PROVIDED ENTRIES.
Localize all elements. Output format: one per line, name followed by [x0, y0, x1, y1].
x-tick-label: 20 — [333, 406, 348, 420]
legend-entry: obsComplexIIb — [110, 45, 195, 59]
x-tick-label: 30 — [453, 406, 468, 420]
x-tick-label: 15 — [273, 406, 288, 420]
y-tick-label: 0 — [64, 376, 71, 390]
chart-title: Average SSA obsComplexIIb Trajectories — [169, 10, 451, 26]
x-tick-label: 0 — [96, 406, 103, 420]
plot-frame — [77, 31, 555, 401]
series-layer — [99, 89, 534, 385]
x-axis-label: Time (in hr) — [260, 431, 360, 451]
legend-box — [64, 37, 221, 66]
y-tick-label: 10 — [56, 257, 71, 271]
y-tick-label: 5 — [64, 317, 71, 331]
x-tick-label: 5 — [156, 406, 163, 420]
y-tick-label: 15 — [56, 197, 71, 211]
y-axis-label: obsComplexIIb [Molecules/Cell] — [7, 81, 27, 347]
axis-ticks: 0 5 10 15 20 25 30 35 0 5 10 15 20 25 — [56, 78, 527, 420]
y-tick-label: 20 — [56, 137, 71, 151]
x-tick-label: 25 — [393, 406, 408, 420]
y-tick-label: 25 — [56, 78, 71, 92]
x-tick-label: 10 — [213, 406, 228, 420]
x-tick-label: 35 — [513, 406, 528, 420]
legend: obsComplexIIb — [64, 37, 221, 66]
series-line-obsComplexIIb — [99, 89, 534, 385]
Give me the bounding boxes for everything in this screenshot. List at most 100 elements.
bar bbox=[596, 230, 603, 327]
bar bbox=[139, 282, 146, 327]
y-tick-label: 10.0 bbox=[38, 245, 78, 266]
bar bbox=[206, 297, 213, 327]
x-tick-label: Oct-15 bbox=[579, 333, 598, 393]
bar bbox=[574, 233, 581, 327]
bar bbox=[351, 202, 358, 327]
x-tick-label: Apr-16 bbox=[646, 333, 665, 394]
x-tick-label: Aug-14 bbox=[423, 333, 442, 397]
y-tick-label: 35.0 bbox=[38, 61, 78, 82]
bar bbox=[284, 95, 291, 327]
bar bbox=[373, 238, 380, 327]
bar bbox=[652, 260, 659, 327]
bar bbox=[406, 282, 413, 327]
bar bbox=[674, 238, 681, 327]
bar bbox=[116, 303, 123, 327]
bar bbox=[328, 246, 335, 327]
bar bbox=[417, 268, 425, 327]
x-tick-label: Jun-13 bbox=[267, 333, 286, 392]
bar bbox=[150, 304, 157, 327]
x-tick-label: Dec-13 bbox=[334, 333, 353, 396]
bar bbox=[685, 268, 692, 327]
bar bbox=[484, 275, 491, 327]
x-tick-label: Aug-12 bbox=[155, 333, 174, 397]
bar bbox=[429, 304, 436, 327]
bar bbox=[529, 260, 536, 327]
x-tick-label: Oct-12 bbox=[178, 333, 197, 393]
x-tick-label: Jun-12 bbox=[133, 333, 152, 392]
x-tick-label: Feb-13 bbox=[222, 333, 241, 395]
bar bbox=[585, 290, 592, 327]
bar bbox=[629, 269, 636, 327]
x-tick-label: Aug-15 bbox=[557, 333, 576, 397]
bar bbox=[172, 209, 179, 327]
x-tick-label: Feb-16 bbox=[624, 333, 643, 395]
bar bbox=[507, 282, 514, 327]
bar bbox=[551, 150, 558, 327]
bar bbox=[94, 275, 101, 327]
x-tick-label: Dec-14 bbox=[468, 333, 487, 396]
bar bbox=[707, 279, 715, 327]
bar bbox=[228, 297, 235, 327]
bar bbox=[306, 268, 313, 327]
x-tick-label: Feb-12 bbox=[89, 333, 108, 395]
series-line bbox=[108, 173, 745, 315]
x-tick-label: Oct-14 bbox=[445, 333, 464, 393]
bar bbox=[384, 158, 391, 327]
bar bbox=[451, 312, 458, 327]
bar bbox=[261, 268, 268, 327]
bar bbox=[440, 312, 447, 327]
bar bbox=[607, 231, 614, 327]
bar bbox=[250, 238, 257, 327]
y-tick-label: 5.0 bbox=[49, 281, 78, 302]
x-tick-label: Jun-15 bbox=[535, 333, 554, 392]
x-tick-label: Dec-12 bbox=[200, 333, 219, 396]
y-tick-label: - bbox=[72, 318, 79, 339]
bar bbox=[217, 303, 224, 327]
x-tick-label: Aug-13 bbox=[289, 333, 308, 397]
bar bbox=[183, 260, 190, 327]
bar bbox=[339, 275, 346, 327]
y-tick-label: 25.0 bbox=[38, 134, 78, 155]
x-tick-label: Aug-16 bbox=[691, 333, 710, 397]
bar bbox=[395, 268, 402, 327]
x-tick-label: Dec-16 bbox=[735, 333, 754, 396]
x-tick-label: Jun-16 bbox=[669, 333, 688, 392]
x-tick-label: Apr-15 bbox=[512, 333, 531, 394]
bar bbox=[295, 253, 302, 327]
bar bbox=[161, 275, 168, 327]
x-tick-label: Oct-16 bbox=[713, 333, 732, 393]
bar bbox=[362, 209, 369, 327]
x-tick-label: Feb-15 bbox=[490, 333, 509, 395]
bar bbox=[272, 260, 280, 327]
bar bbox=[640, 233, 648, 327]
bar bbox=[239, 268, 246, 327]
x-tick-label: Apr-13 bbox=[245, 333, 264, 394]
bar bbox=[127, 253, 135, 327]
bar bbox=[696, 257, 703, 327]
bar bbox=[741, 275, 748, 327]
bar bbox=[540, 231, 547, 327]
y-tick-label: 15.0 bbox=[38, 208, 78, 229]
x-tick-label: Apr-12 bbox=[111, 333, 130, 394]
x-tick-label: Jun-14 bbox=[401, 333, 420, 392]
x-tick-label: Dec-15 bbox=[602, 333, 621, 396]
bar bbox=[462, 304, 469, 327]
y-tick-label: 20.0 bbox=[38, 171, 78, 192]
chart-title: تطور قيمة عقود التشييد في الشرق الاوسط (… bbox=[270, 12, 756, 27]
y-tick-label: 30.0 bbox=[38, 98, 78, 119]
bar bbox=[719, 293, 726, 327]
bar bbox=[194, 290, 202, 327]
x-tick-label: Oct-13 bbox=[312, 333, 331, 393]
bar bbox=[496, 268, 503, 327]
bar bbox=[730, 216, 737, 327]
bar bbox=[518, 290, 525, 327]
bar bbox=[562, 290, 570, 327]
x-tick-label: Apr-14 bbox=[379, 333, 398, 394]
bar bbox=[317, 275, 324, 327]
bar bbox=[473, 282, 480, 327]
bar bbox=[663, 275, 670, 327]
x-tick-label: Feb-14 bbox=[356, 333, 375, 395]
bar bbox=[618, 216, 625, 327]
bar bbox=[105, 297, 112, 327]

TASK STATEMENT.
Lay out every line of the material above as a Markdown table with two columns, "No." for the row number and "Entry" for the line itself. Leave out blank lines.

ANSWER BELOW.
| No. | Entry |
|---|---|
| 1 | Localize all elements. Output format: one per line, name followed by [x0, y0, x1, y1]. |
| 2 | x-tick-label: 20 — [333, 406, 348, 420] |
| 3 | legend-entry: obsComplexIIb — [110, 45, 195, 59] |
| 4 | x-tick-label: 30 — [453, 406, 468, 420] |
| 5 | x-tick-label: 15 — [273, 406, 288, 420] |
| 6 | y-tick-label: 0 — [64, 376, 71, 390] |
| 7 | chart-title: Average SSA obsComplexIIb Trajectories — [169, 10, 451, 26] |
| 8 | x-tick-label: 0 — [96, 406, 103, 420] |
| 9 | plot-frame — [77, 31, 555, 401] |
| 10 | series-layer — [99, 89, 534, 385] |
| 11 | x-axis-label: Time (in hr) — [260, 431, 360, 451] |
| 12 | legend-box — [64, 37, 221, 66] |
| 13 | y-tick-label: 10 — [56, 257, 71, 271] |
| 14 | y-tick-label: 5 — [64, 317, 71, 331] |
| 15 | x-tick-label: 5 — [156, 406, 163, 420] |
| 16 | y-tick-label: 15 — [56, 197, 71, 211] |
| 17 | y-axis-label: obsComplexIIb [Molecules/Cell] — [7, 81, 27, 347] |
| 18 | axis-ticks: 0 5 10 15 20 25 30 35 0 5 10 15 20 25 — [56, 78, 527, 420] |
| 19 | y-tick-label: 20 — [56, 137, 71, 151] |
| 20 | x-tick-label: 25 — [393, 406, 408, 420] |
| 21 | y-tick-label: 25 — [56, 78, 71, 92] |
| 22 | x-tick-label: 10 — [213, 406, 228, 420] |
| 23 | x-tick-label: 35 — [513, 406, 528, 420] |
| 24 | legend: obsComplexIIb — [64, 37, 221, 66] |
| 25 | series-line-obsComplexIIb — [99, 89, 534, 385] |
| 26 | Give me the bounding boxes for everything in this screenshot. List at most 100 elements. |
| 27 | bar bbox=[596, 230, 603, 327] |
| 28 | bar bbox=[139, 282, 146, 327] |
| 29 | y-tick-label: 10.0 bbox=[38, 245, 78, 266] |
| 30 | bar bbox=[206, 297, 213, 327] |
| 31 | x-tick-label: Oct-15 bbox=[579, 333, 598, 393] |
| 32 | bar bbox=[574, 233, 581, 327] |
| 33 | bar bbox=[351, 202, 358, 327] |
| 34 | x-tick-label: Apr-16 bbox=[646, 333, 665, 394] |
| 35 | x-tick-label: Aug-14 bbox=[423, 333, 442, 397] |
| 36 | y-tick-label: 35.0 bbox=[38, 61, 78, 82] |
| 37 | bar bbox=[284, 95, 291, 327] |
| 38 | bar bbox=[373, 238, 380, 327] |
| 39 | bar bbox=[652, 260, 659, 327] |
| 40 | bar bbox=[406, 282, 413, 327] |
| 41 | bar bbox=[674, 238, 681, 327] |
| 42 | bar bbox=[116, 303, 123, 327] |
| 43 | bar bbox=[328, 246, 335, 327] |
| 44 | bar bbox=[417, 268, 425, 327] |
| 45 | x-tick-label: Jun-13 bbox=[267, 333, 286, 392] |
| 46 | bar bbox=[150, 304, 157, 327] |
| 47 | x-tick-label: Dec-13 bbox=[334, 333, 353, 396] |
| 48 | bar bbox=[685, 268, 692, 327] |
| 49 | bar bbox=[484, 275, 491, 327] |
| 50 | x-tick-label: Aug-12 bbox=[155, 333, 174, 397] |
| 51 | bar bbox=[429, 304, 436, 327] |
| 52 | bar bbox=[529, 260, 536, 327] |
| 53 | x-tick-label: Oct-12 bbox=[178, 333, 197, 393] |
| 54 | x-tick-label: Jun-12 bbox=[133, 333, 152, 392] |
| 55 | x-tick-label: Feb-13 bbox=[222, 333, 241, 395] |
| 56 | bar bbox=[585, 290, 592, 327] |
| 57 | bar bbox=[629, 269, 636, 327] |
| 58 | x-tick-label: Aug-15 bbox=[557, 333, 576, 397] |
| 59 | bar bbox=[172, 209, 179, 327] |
| 60 | x-tick-label: Feb-16 bbox=[624, 333, 643, 395] |
| 61 | bar bbox=[507, 282, 514, 327] |
| 62 | bar bbox=[551, 150, 558, 327] |
| 63 | bar bbox=[94, 275, 101, 327] |
| 64 | x-tick-label: Dec-14 bbox=[468, 333, 487, 396] |
| 65 | bar bbox=[707, 279, 715, 327] |
| 66 | bar bbox=[228, 297, 235, 327] |
| 67 | bar bbox=[306, 268, 313, 327] |
| 68 | x-tick-label: Feb-12 bbox=[89, 333, 108, 395] |
| 69 | series-line bbox=[108, 173, 745, 315] |
| 70 | x-tick-label: Oct-14 bbox=[445, 333, 464, 393] |
| 71 | bar bbox=[384, 158, 391, 327] |
| 72 | bar bbox=[451, 312, 458, 327] |
| 73 | bar bbox=[261, 268, 268, 327] |
| 74 | bar bbox=[440, 312, 447, 327] |
| 75 | bar bbox=[607, 231, 614, 327] |
| 76 | bar bbox=[250, 238, 257, 327] |
| 77 | y-tick-label: 5.0 bbox=[49, 281, 78, 302] |
| 78 | x-tick-label: Jun-15 bbox=[535, 333, 554, 392] |
| 79 | x-tick-label: Dec-12 bbox=[200, 333, 219, 396] |
| 80 | y-tick-label: - bbox=[72, 318, 79, 339] |
| 81 | bar bbox=[217, 303, 224, 327] |
| 82 | x-tick-label: Aug-13 bbox=[289, 333, 308, 397] |
| 83 | bar bbox=[183, 260, 190, 327] |
| 84 | bar bbox=[339, 275, 346, 327] |
| 85 | y-tick-label: 25.0 bbox=[38, 134, 78, 155] |
| 86 | x-tick-label: Aug-16 bbox=[691, 333, 710, 397] |
| 87 | bar bbox=[395, 268, 402, 327] |
| 88 | x-tick-label: Dec-16 bbox=[735, 333, 754, 396] |
| 89 | x-tick-label: Jun-16 bbox=[669, 333, 688, 392] |
| 90 | x-tick-label: Apr-15 bbox=[512, 333, 531, 394] |
| 91 | bar bbox=[295, 253, 302, 327] |
| 92 | bar bbox=[161, 275, 168, 327] |
| 93 | x-tick-label: Oct-16 bbox=[713, 333, 732, 393] |
| 94 | bar bbox=[362, 209, 369, 327] |
| 95 | x-tick-label: Feb-15 bbox=[490, 333, 509, 395] |
| 96 | bar bbox=[272, 260, 280, 327] |
| 97 | bar bbox=[640, 233, 648, 327] |
| 98 | bar bbox=[239, 268, 246, 327] |
| 99 | x-tick-label: Apr-13 bbox=[245, 333, 264, 394] |
| 100 | bar bbox=[127, 253, 135, 327] |
| 101 | bar bbox=[696, 257, 703, 327] |
| 102 | bar bbox=[741, 275, 748, 327] |
| 103 | bar bbox=[540, 231, 547, 327] |
| 104 | y-tick-label: 15.0 bbox=[38, 208, 78, 229] |
| 105 | x-tick-label: Apr-12 bbox=[111, 333, 130, 394] |
| 106 | x-tick-label: Jun-14 bbox=[401, 333, 420, 392] |
| 107 | x-tick-label: Dec-15 bbox=[602, 333, 621, 396] |
| 108 | bar bbox=[462, 304, 469, 327] |
| 109 | y-tick-label: 20.0 bbox=[38, 171, 78, 192] |
| 110 | chart-title: تطور قيمة عقود التشييد في الشرق الاوسط (… bbox=[270, 12, 756, 27] |
| 111 | y-tick-label: 30.0 bbox=[38, 98, 78, 119] |
| 112 | bar bbox=[719, 293, 726, 327] |
| 113 | bar bbox=[194, 290, 202, 327] |
| 114 | x-tick-label: Oct-13 bbox=[312, 333, 331, 393] |
| 115 | bar bbox=[496, 268, 503, 327] |
| 116 | bar bbox=[730, 216, 737, 327] |
| 117 | bar bbox=[518, 290, 525, 327] |
| 118 | bar bbox=[562, 290, 570, 327] |
| 119 | x-tick-label: Apr-14 bbox=[379, 333, 398, 394] |
| 120 | bar bbox=[317, 275, 324, 327] |
| 121 | bar bbox=[473, 282, 480, 327] |
| 122 | bar bbox=[663, 275, 670, 327] |
| 123 | x-tick-label: Feb-14 bbox=[356, 333, 375, 395] |
| 124 | bar bbox=[618, 216, 625, 327] |
| 125 | bar bbox=[105, 297, 112, 327] |